## DO THIS
Locate each line containing the string "деятельности" and copy it out.

━━━━━ LISTING ━━━━━

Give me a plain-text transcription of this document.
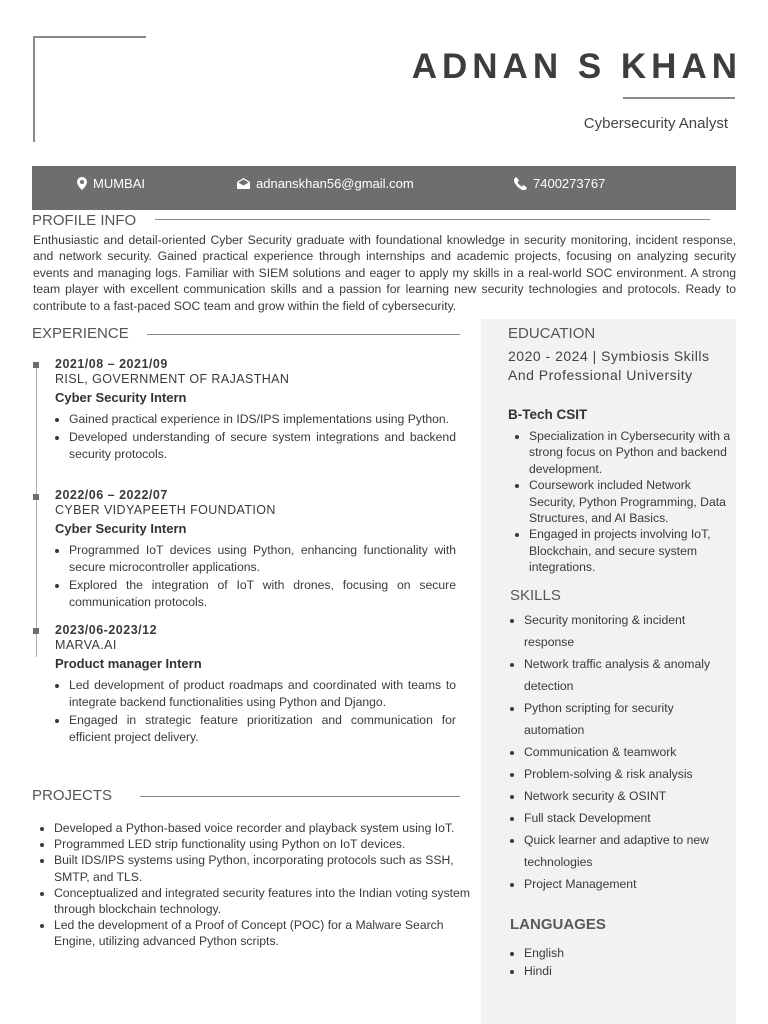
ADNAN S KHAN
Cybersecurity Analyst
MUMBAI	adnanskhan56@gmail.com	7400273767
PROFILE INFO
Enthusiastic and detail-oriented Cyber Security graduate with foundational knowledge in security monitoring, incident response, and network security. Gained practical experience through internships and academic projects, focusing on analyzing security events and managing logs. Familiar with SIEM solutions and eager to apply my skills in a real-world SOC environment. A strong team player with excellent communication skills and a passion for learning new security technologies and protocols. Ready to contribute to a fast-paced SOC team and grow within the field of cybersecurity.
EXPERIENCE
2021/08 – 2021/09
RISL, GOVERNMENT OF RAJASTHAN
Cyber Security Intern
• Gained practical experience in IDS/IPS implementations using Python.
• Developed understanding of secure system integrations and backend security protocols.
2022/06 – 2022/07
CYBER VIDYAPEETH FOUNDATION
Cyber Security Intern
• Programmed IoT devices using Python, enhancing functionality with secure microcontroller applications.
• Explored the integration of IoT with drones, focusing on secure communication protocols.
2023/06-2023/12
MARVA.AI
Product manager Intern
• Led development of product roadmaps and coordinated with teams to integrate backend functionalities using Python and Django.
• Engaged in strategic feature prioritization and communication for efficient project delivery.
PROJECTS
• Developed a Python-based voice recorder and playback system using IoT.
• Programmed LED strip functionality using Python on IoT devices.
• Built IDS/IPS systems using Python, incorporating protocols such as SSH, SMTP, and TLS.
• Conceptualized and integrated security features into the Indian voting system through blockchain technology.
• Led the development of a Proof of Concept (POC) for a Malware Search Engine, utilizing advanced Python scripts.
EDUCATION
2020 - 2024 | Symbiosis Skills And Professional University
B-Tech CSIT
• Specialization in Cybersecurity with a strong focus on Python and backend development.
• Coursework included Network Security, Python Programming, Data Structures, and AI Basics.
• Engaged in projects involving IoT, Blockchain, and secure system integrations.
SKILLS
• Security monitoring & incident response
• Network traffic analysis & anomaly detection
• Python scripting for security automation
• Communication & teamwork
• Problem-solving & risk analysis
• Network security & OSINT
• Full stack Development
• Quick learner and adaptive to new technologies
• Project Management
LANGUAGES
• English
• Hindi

━━━━━
━━━━━ LISTING ━━━━━

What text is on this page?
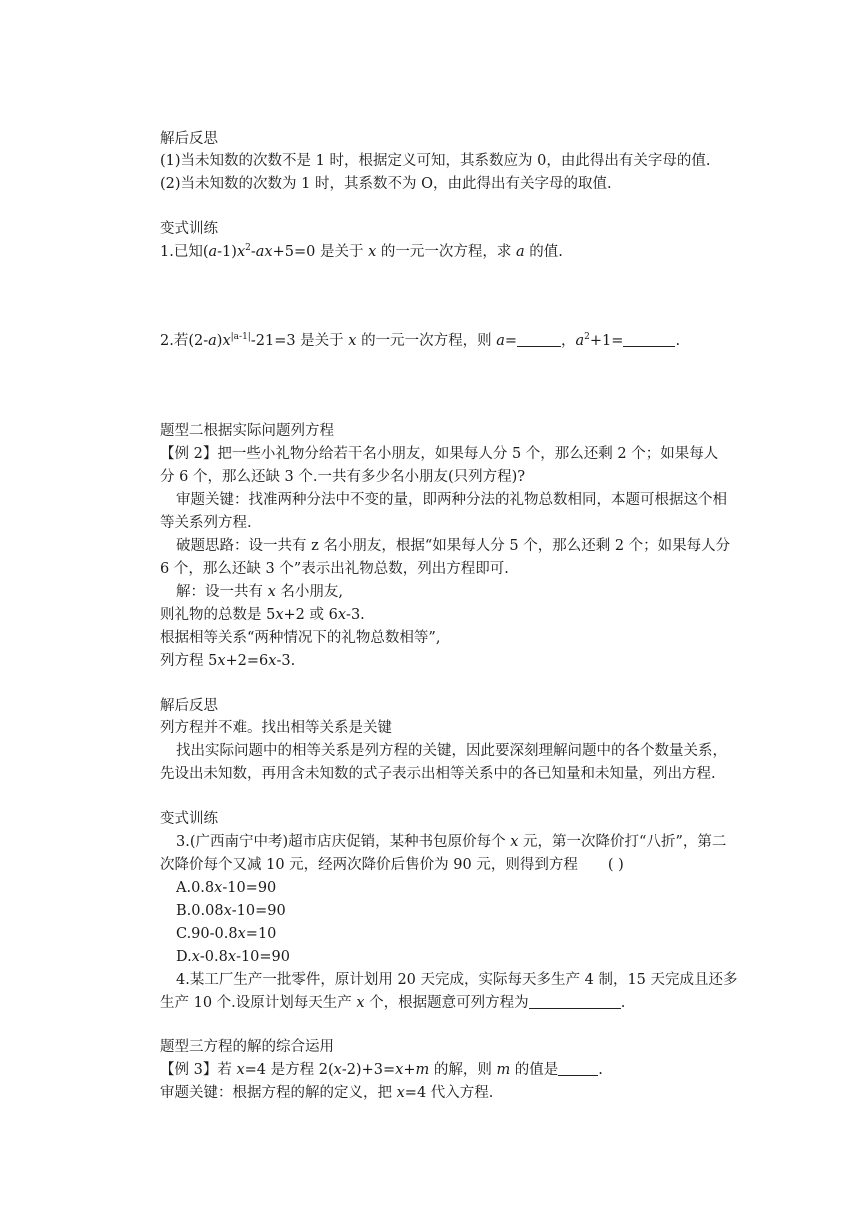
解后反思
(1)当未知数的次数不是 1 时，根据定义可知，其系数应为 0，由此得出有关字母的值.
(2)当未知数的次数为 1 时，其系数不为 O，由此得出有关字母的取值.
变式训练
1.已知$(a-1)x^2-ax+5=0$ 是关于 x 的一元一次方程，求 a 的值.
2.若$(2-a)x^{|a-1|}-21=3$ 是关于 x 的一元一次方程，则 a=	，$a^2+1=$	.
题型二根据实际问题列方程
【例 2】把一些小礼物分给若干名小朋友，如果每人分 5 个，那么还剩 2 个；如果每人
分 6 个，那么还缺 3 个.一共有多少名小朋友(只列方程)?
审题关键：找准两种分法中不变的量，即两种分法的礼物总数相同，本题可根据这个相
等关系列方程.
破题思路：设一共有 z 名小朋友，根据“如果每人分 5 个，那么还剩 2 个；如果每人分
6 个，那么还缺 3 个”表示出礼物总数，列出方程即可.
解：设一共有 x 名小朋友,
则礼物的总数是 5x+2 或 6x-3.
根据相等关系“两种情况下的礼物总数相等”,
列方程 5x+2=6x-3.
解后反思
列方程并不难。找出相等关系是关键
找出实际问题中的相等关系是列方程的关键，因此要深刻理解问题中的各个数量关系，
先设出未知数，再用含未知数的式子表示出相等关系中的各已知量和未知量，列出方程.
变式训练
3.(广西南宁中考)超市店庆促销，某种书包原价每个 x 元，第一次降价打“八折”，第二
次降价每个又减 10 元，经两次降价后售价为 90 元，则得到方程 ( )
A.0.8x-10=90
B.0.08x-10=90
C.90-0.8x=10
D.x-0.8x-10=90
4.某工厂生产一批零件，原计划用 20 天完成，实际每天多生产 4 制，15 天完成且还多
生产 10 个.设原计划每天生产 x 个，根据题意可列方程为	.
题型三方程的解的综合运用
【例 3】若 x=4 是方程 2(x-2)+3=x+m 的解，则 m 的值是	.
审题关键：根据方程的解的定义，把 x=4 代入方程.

━━━━━
━━━━━ LISTING ━━━━━

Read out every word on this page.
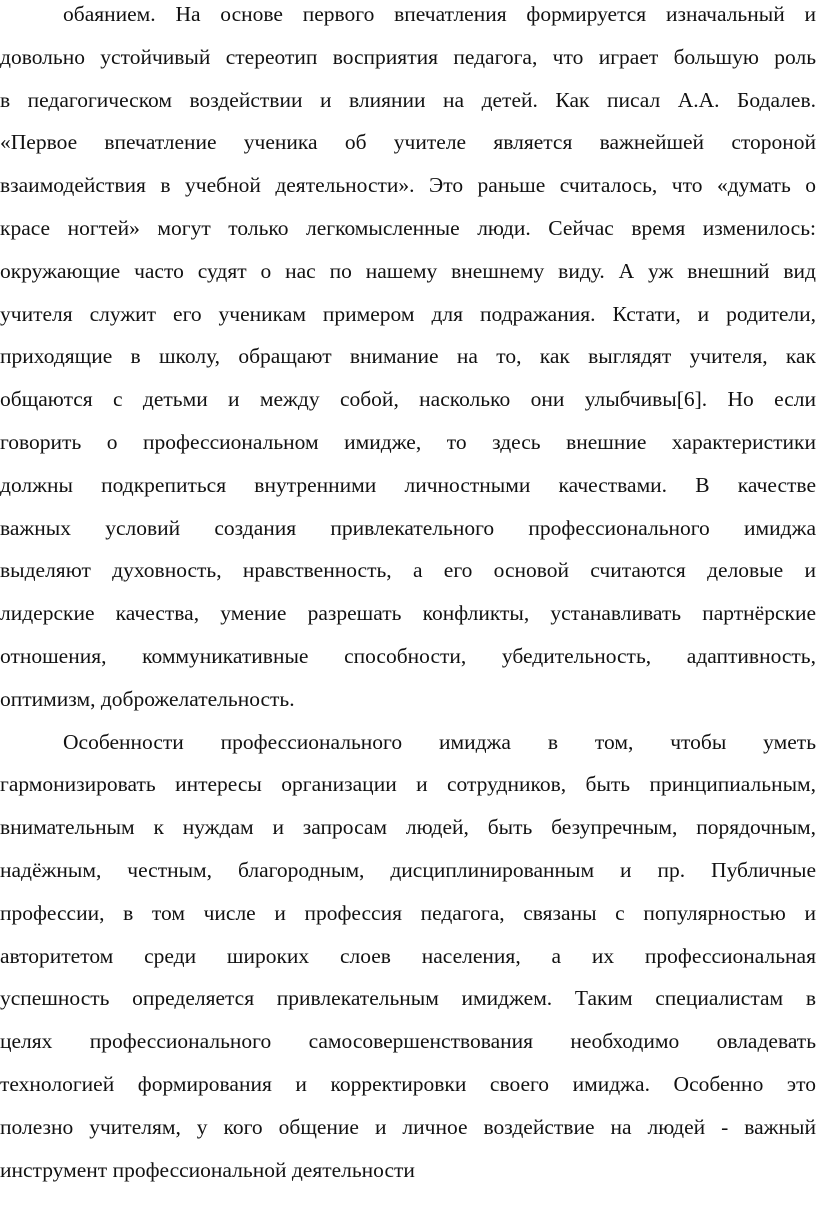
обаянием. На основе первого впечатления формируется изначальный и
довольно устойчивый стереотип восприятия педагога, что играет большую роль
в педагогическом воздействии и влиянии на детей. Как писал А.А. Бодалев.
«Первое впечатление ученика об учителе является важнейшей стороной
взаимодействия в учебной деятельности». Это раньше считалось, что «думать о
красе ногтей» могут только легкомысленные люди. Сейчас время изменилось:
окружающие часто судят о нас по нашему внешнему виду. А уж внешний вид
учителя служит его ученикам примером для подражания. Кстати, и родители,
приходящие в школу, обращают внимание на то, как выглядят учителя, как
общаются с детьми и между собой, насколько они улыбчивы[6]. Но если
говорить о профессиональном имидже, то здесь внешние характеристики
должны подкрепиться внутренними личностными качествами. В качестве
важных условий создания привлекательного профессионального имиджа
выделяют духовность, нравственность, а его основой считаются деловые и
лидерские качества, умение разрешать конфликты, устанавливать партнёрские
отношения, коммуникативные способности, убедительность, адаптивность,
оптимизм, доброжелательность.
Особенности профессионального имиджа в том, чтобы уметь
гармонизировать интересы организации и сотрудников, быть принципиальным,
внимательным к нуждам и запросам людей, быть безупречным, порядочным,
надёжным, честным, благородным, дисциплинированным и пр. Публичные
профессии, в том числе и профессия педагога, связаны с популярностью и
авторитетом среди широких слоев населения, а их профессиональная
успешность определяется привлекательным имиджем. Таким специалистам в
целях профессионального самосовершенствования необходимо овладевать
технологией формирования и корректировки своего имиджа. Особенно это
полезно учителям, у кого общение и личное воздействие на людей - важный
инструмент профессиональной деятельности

━━━━━

## ANSWER TO THE EXERCISE
взаимодействия в учебной деятельности». Это раньше считалось, что «думать о
инструмент профессиональной деятельности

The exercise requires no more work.